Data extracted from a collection
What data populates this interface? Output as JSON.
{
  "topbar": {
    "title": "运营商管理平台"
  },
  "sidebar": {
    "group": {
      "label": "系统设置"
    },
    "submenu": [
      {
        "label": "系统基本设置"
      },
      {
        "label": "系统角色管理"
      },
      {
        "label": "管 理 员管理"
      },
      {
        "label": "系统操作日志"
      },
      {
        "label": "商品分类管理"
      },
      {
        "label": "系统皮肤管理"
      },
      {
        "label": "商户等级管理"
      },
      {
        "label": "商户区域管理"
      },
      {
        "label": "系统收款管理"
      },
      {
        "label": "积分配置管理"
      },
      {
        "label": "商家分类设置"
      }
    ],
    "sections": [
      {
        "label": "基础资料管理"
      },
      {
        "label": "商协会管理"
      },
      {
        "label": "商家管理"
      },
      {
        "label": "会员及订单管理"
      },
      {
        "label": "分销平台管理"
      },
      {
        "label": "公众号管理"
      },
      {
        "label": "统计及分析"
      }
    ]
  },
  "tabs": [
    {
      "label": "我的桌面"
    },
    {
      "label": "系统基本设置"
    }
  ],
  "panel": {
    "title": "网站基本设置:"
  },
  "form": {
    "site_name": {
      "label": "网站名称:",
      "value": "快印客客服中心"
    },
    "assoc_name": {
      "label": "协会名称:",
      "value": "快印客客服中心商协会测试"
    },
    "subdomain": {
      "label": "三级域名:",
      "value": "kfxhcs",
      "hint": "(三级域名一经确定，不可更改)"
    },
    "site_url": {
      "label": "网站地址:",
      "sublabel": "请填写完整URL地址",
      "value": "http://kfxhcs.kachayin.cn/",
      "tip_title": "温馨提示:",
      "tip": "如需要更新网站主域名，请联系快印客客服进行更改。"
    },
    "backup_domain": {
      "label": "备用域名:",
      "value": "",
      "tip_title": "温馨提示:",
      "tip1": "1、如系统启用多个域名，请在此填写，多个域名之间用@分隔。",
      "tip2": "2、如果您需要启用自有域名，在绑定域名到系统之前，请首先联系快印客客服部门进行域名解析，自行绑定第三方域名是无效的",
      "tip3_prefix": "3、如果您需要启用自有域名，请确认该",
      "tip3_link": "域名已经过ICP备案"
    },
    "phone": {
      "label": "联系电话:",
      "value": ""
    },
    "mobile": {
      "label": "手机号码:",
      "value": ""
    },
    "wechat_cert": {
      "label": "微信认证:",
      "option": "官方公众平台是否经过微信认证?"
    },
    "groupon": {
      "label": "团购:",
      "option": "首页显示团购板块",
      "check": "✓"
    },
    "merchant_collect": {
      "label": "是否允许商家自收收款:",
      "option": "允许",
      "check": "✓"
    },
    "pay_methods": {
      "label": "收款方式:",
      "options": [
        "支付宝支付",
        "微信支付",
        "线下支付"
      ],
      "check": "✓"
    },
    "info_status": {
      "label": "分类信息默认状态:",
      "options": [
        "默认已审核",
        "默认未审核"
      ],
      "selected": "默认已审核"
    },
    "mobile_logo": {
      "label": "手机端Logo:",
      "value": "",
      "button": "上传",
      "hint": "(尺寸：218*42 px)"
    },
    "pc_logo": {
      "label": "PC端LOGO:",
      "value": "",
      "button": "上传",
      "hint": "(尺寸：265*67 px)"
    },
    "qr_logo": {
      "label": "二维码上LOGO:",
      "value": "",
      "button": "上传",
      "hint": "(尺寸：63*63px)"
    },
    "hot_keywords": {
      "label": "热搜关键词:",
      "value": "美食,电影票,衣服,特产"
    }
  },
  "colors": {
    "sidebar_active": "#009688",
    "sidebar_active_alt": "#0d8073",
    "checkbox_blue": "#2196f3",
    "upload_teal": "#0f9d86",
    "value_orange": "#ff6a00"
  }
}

- _WHAT IS EXPECTED_
Restate every line of the data word for word.

- _FINAL RESULT_
What data populates this interface? Output as JSON.
{
  "topbar": {
    "title": "运营商管理平台"
  },
  "sidebar": {
    "group": {
      "label": "系统设置"
    },
    "submenu": [
      {
        "label": "系统基本设置"
      },
      {
        "label": "系统角色管理"
      },
      {
        "label": "管 理 员管理"
      },
      {
        "label": "系统操作日志"
      },
      {
        "label": "商品分类管理"
      },
      {
        "label": "系统皮肤管理"
      },
      {
        "label": "商户等级管理"
      },
      {
        "label": "商户区域管理"
      },
      {
        "label": "系统收款管理"
      },
      {
        "label": "积分配置管理"
      },
      {
        "label": "商家分类设置"
      }
    ],
    "sections": [
      {
        "label": "基础资料管理"
      },
      {
        "label": "商协会管理"
      },
      {
        "label": "商家管理"
      },
      {
        "label": "会员及订单管理"
      },
      {
        "label": "分销平台管理"
      },
      {
        "label": "公众号管理"
      },
      {
        "label": "统计及分析"
      }
    ]
  },
  "tabs": [
    {
      "label": "我的桌面"
    },
    {
      "label": "系统基本设置"
    }
  ],
  "panel": {
    "title": "网站基本设置:"
  },
  "form": {
    "site_name": {
      "label": "网站名称:",
      "value": "快印客客服中心"
    },
    "assoc_name": {
      "label": "协会名称:",
      "value": "快印客客服中心商协会测试"
    },
    "subdomain": {
      "label": "三级域名:",
      "value": "kfxhcs",
      "hint": "(三级域名一经确定，不可更改)"
    },
    "site_url": {
      "label": "网站地址:",
      "sublabel": "请填写完整URL地址",
      "value": "http://kfxhcs.kachayin.cn/",
      "tip_title": "温馨提示:",
      "tip": "如需要更新网站主域名，请联系快印客客服进行更改。"
    },
    "backup_domain": {
      "label": "备用域名:",
      "value": "",
      "tip_title": "温馨提示:",
      "tip1": "1、如系统启用多个域名，请在此填写，多个域名之间用@分隔。",
      "tip2": "2、如果您需要启用自有域名，在绑定域名到系统之前，请首先联系快印客客服部门进行域名解析，自行绑定第三方域名是无效的",
      "tip3_prefix": "3、如果您需要启用自有域名，请确认该",
      "tip3_link": "域名已经过ICP备案"
    },
    "phone": {
      "label": "联系电话:",
      "value": ""
    },
    "mobile": {
      "label": "手机号码:",
      "value": ""
    },
    "wechat_cert": {
      "label": "微信认证:",
      "option": "官方公众平台是否经过微信认证?"
    },
    "groupon": {
      "label": "团购:",
      "option": "首页显示团购板块",
      "check": "✓"
    },
    "merchant_collect": {
      "label": "是否允许商家自收收款:",
      "option": "允许",
      "check": "✓"
    },
    "pay_methods": {
      "label": "收款方式:",
      "options": [
        "支付宝支付",
        "微信支付",
        "线下支付"
      ],
      "check": "✓"
    },
    "info_status": {
      "label": "分类信息默认状态:",
      "options": [
        "默认已审核",
        "默认未审核"
      ],
      "selected": "默认已审核"
    },
    "mobile_logo": {
      "label": "手机端Logo:",
      "value": "",
      "button": "上传",
      "hint": "(尺寸：218*42 px)"
    },
    "pc_logo": {
      "label": "PC端LOGO:",
      "value": "",
      "button": "上传",
      "hint": "(尺寸：265*67 px)"
    },
    "qr_logo": {
      "label": "二维码上LOGO:",
      "value": "",
      "button": "上传",
      "hint": "(尺寸：63*63px)"
    },
    "hot_keywords": {
      "label": "热搜关键词:",
      "value": "美食,电影票,衣服,特产"
    }
  },
  "colors": {
    "sidebar_active": "#009688",
    "sidebar_active_alt": "#0d8073",
    "checkbox_blue": "#2196f3",
    "upload_teal": "#0f9d86",
    "value_orange": "#ff6a00"
  }
}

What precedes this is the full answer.